REQUIRED TASK: Copy out the listing below, swapping "x-tick-label" for "year-label" wherever it occurs and leaving every other character untouched.

EXTRACTED DATA:
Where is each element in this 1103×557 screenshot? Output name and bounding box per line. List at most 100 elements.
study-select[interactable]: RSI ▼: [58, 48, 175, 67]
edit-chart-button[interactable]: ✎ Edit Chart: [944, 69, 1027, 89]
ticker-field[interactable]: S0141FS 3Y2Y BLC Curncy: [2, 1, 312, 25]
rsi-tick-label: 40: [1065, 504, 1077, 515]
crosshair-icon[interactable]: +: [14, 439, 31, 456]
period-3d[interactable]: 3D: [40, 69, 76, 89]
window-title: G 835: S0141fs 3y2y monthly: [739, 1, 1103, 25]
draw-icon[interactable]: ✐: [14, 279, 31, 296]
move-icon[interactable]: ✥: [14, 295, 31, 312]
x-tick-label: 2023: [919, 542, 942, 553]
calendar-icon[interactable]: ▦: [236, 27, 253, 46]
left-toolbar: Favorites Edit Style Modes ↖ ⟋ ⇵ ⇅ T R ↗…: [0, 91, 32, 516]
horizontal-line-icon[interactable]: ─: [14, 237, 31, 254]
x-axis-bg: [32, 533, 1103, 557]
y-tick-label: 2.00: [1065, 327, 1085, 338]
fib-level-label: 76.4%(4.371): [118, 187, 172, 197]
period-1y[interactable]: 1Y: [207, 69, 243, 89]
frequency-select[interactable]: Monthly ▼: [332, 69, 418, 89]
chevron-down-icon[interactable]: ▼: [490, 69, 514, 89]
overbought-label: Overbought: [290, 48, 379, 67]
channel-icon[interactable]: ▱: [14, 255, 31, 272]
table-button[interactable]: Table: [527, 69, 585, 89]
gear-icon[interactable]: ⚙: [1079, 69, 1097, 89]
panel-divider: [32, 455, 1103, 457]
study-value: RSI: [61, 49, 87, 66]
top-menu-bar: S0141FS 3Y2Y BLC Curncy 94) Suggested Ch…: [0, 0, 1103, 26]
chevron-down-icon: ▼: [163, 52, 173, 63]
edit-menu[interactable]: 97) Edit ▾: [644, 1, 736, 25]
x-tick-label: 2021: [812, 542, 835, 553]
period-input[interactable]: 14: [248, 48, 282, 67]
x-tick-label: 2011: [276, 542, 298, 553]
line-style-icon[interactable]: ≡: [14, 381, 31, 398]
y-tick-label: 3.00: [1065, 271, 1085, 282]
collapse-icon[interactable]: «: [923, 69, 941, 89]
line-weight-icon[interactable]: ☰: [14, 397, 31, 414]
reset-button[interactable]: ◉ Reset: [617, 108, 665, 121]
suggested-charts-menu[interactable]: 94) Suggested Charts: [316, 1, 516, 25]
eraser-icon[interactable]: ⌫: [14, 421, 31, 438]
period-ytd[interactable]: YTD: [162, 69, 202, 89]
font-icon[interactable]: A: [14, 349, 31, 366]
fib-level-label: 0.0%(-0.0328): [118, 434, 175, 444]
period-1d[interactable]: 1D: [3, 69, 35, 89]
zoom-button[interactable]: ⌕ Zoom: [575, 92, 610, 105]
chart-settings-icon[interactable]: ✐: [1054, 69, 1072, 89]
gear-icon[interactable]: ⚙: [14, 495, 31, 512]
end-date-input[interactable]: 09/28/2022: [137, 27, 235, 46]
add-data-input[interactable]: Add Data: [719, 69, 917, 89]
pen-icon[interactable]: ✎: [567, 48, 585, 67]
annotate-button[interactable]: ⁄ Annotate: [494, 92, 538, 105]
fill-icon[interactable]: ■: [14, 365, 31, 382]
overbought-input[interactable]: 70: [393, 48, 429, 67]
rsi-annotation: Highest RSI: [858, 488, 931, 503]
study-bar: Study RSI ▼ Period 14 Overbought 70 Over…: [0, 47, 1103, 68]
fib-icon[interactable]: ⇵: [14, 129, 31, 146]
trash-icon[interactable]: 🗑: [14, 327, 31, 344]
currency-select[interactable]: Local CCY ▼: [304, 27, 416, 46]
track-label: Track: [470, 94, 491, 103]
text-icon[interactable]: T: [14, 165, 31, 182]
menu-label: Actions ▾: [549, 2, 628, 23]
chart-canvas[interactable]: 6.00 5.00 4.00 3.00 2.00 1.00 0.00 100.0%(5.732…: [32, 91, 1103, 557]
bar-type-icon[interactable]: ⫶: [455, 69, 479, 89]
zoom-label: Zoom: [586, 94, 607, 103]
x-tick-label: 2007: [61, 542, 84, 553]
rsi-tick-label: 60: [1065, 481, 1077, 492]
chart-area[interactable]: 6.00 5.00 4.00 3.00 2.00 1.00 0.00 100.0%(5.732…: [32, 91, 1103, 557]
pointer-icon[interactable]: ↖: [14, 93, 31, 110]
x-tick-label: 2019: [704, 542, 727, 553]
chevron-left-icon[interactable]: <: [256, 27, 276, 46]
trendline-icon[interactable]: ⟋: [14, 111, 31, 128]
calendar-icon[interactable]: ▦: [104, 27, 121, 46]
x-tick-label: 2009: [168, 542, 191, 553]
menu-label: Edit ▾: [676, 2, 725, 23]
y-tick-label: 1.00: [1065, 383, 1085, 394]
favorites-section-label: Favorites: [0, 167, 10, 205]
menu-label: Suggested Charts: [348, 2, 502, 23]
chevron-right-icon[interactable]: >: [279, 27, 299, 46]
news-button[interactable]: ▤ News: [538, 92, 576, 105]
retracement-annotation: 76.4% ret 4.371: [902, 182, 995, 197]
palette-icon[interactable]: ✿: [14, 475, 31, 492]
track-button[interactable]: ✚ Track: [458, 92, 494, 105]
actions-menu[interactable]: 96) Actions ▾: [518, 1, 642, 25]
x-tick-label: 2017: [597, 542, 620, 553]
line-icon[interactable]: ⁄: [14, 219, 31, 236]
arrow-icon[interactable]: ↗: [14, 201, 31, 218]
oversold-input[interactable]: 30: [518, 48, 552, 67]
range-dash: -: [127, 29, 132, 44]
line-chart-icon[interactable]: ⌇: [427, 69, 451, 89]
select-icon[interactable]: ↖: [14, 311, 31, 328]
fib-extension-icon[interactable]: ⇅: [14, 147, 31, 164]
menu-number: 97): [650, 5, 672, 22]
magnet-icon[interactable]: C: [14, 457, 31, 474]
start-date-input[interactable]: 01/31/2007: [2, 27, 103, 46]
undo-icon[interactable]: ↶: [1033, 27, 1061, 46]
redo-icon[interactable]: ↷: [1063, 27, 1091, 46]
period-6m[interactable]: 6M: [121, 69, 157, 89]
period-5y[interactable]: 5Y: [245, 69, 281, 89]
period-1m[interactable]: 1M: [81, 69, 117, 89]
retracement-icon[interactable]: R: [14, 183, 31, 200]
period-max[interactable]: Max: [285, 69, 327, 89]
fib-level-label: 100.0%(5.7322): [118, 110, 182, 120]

TASK SOLUTION:
Where is each element in this 1103×557 screenshot? Output name and bounding box per line. List at most 100 elements.
study-select[interactable]: RSI ▼: [58, 48, 175, 67]
edit-chart-button[interactable]: ✎ Edit Chart: [944, 69, 1027, 89]
ticker-field[interactable]: S0141FS 3Y2Y BLC Curncy: [2, 1, 312, 25]
rsi-tick-label: 40: [1065, 504, 1077, 515]
crosshair-icon[interactable]: +: [14, 439, 31, 456]
period-3d[interactable]: 3D: [40, 69, 76, 89]
window-title: G 835: S0141fs 3y2y monthly: [739, 1, 1103, 25]
draw-icon[interactable]: ✐: [14, 279, 31, 296]
move-icon[interactable]: ✥: [14, 295, 31, 312]
year-label: 2023: [919, 542, 942, 553]
calendar-icon[interactable]: ▦: [236, 27, 253, 46]
left-toolbar: Favorites Edit Style Modes ↖ ⟋ ⇵ ⇅ T R ↗…: [0, 91, 32, 516]
horizontal-line-icon[interactable]: ─: [14, 237, 31, 254]
x-axis-bg: [32, 533, 1103, 557]
y-tick-label: 2.00: [1065, 327, 1085, 338]
fib-level-label: 76.4%(4.371): [118, 187, 172, 197]
period-1y[interactable]: 1Y: [207, 69, 243, 89]
frequency-select[interactable]: Monthly ▼: [332, 69, 418, 89]
chevron-down-icon[interactable]: ▼: [490, 69, 514, 89]
overbought-label: Overbought: [290, 48, 379, 67]
channel-icon[interactable]: ▱: [14, 255, 31, 272]
table-button[interactable]: Table: [527, 69, 585, 89]
gear-icon[interactable]: ⚙: [1079, 69, 1097, 89]
panel-divider: [32, 455, 1103, 457]
study-value: RSI: [61, 49, 87, 66]
top-menu-bar: S0141FS 3Y2Y BLC Curncy 94) Suggested Ch…: [0, 0, 1103, 26]
chevron-down-icon: ▼: [163, 52, 173, 63]
edit-menu[interactable]: 97) Edit ▾: [644, 1, 736, 25]
year-label: 2021: [812, 542, 835, 553]
period-input[interactable]: 14: [248, 48, 282, 67]
year-label: 2011: [276, 542, 298, 553]
line-style-icon[interactable]: ≡: [14, 381, 31, 398]
y-tick-label: 3.00: [1065, 271, 1085, 282]
collapse-icon[interactable]: «: [923, 69, 941, 89]
line-weight-icon[interactable]: ☰: [14, 397, 31, 414]
reset-button[interactable]: ◉ Reset: [617, 108, 665, 121]
suggested-charts-menu[interactable]: 94) Suggested Charts: [316, 1, 516, 25]
eraser-icon[interactable]: ⌫: [14, 421, 31, 438]
period-ytd[interactable]: YTD: [162, 69, 202, 89]
font-icon[interactable]: A: [14, 349, 31, 366]
fib-level-label: 0.0%(-0.0328): [118, 434, 175, 444]
period-1d[interactable]: 1D: [3, 69, 35, 89]
zoom-button[interactable]: ⌕ Zoom: [575, 92, 610, 105]
chart-settings-icon[interactable]: ✐: [1054, 69, 1072, 89]
gear-icon[interactable]: ⚙: [14, 495, 31, 512]
end-date-input[interactable]: 09/28/2022: [137, 27, 235, 46]
add-data-input[interactable]: Add Data: [719, 69, 917, 89]
pen-icon[interactable]: ✎: [567, 48, 585, 67]
annotate-button[interactable]: ⁄ Annotate: [494, 92, 538, 105]
fill-icon[interactable]: ■: [14, 365, 31, 382]
overbought-input[interactable]: 70: [393, 48, 429, 67]
rsi-annotation: Highest RSI: [858, 488, 931, 503]
study-bar: Study RSI ▼ Period 14 Overbought 70 Over…: [0, 47, 1103, 68]
fib-icon[interactable]: ⇵: [14, 129, 31, 146]
trash-icon[interactable]: 🗑: [14, 327, 31, 344]
currency-select[interactable]: Local CCY ▼: [304, 27, 416, 46]
track-label: Track: [470, 94, 491, 103]
text-icon[interactable]: T: [14, 165, 31, 182]
menu-label: Actions ▾: [549, 2, 628, 23]
chart-canvas[interactable]: 6.00 5.00 4.00 3.00 2.00 1.00 0.00 100.0%(5.732…: [32, 91, 1103, 557]
bar-type-icon[interactable]: ⫶: [455, 69, 479, 89]
zoom-label: Zoom: [586, 94, 607, 103]
year-label: 2007: [61, 542, 84, 553]
rsi-tick-label: 60: [1065, 481, 1077, 492]
chart-area[interactable]: 6.00 5.00 4.00 3.00 2.00 1.00 0.00 100.0%(5.732…: [32, 91, 1103, 557]
pointer-icon[interactable]: ↖: [14, 93, 31, 110]
year-label: 2019: [704, 542, 727, 553]
chevron-left-icon[interactable]: <: [256, 27, 276, 46]
trendline-icon[interactable]: ⟋: [14, 111, 31, 128]
calendar-icon[interactable]: ▦: [104, 27, 121, 46]
year-label: 2009: [168, 542, 191, 553]
menu-label: Edit ▾: [676, 2, 725, 23]
y-tick-label: 1.00: [1065, 383, 1085, 394]
favorites-section-label: Favorites: [0, 167, 10, 205]
menu-label: Suggested Charts: [348, 2, 502, 23]
chevron-right-icon[interactable]: >: [279, 27, 299, 46]
news-button[interactable]: ▤ News: [538, 92, 576, 105]
retracement-annotation: 76.4% ret 4.371: [902, 182, 995, 197]
palette-icon[interactable]: ✿: [14, 475, 31, 492]
track-button[interactable]: ✚ Track: [458, 92, 494, 105]
actions-menu[interactable]: 96) Actions ▾: [518, 1, 642, 25]
year-label: 2017: [597, 542, 620, 553]
line-icon[interactable]: ⁄: [14, 219, 31, 236]
arrow-icon[interactable]: ↗: [14, 201, 31, 218]
oversold-input[interactable]: 30: [518, 48, 552, 67]
range-dash: -: [127, 29, 132, 44]
line-chart-icon[interactable]: ⌇: [427, 69, 451, 89]
select-icon[interactable]: ↖: [14, 311, 31, 328]
fib-extension-icon[interactable]: ⇅: [14, 147, 31, 164]
menu-number: 97): [650, 5, 672, 22]
magnet-icon[interactable]: C: [14, 457, 31, 474]
start-date-input[interactable]: 01/31/2007: [2, 27, 103, 46]
undo-icon[interactable]: ↶: [1033, 27, 1061, 46]
redo-icon[interactable]: ↷: [1063, 27, 1091, 46]
period-6m[interactable]: 6M: [121, 69, 157, 89]
period-5y[interactable]: 5Y: [245, 69, 281, 89]
period-1m[interactable]: 1M: [81, 69, 117, 89]
retracement-icon[interactable]: R: [14, 183, 31, 200]
period-max[interactable]: Max: [285, 69, 327, 89]
fib-level-label: 100.0%(5.7322): [118, 110, 182, 120]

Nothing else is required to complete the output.